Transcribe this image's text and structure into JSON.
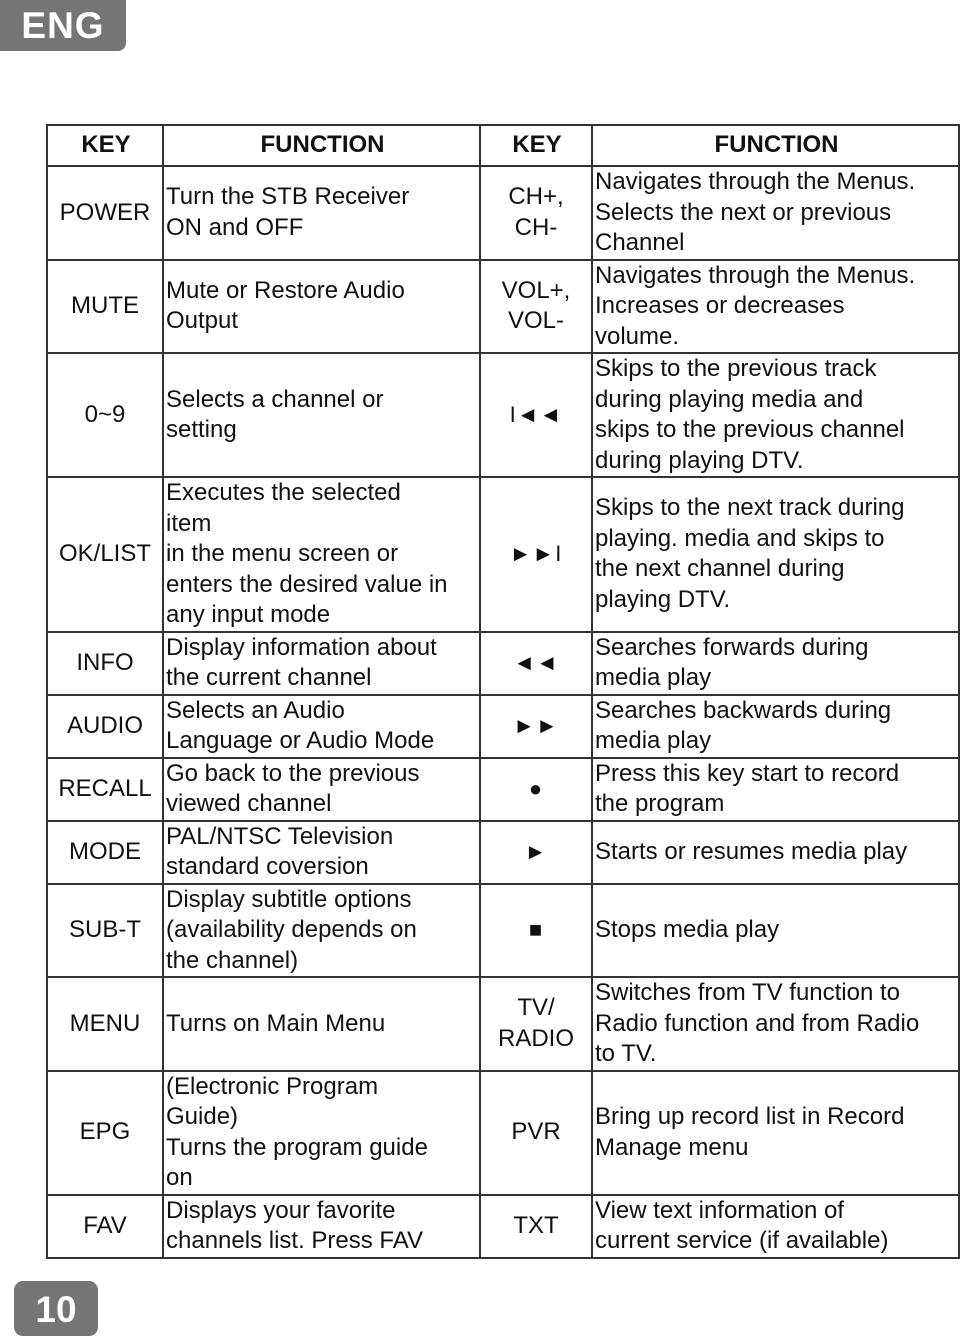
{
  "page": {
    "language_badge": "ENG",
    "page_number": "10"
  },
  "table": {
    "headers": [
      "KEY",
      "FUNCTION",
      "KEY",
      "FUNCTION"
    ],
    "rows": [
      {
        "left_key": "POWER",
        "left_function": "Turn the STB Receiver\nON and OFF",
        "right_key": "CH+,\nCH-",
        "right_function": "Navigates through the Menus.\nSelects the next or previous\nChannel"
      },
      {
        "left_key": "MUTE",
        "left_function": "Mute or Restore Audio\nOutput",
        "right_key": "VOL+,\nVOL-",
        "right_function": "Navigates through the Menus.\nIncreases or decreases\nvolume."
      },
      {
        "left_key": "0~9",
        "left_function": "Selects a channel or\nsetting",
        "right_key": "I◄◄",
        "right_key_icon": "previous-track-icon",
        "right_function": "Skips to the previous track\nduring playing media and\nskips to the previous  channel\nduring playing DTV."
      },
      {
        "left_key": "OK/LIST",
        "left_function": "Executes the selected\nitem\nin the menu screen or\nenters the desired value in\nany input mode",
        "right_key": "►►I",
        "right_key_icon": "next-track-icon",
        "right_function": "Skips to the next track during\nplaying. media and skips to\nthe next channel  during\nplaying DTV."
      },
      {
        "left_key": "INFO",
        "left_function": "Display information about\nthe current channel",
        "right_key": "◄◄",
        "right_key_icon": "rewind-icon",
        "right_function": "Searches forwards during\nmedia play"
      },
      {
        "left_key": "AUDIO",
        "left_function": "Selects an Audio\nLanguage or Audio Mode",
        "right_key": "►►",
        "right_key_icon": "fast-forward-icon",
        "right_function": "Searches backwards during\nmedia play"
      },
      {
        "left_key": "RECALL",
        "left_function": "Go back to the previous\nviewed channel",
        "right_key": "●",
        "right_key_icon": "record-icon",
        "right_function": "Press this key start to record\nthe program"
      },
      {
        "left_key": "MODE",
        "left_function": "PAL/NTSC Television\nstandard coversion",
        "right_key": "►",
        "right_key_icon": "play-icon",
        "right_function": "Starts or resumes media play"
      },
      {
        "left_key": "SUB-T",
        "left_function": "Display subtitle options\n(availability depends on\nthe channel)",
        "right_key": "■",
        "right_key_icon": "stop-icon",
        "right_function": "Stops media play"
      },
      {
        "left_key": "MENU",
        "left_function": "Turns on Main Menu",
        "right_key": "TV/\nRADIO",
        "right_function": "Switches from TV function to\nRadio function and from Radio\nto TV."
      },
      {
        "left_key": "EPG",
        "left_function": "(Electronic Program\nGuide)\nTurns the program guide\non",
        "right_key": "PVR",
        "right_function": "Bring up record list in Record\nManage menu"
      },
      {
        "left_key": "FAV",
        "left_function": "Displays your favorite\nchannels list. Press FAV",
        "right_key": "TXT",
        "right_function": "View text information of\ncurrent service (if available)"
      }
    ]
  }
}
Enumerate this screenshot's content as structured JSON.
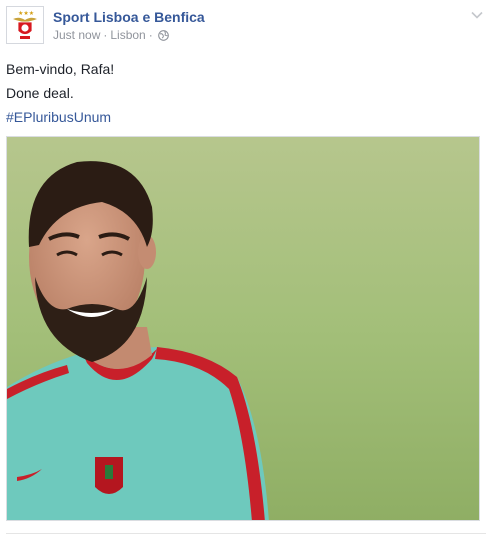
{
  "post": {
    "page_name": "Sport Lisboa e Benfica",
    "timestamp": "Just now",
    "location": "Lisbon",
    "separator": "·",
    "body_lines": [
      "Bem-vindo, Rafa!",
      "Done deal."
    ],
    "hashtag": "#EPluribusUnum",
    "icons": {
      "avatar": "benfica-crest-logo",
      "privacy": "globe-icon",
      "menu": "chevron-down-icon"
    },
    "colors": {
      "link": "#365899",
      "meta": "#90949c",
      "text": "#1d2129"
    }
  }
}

Goal: Only the number is needed: state how many lines in the listing contain "through".

Task output: 2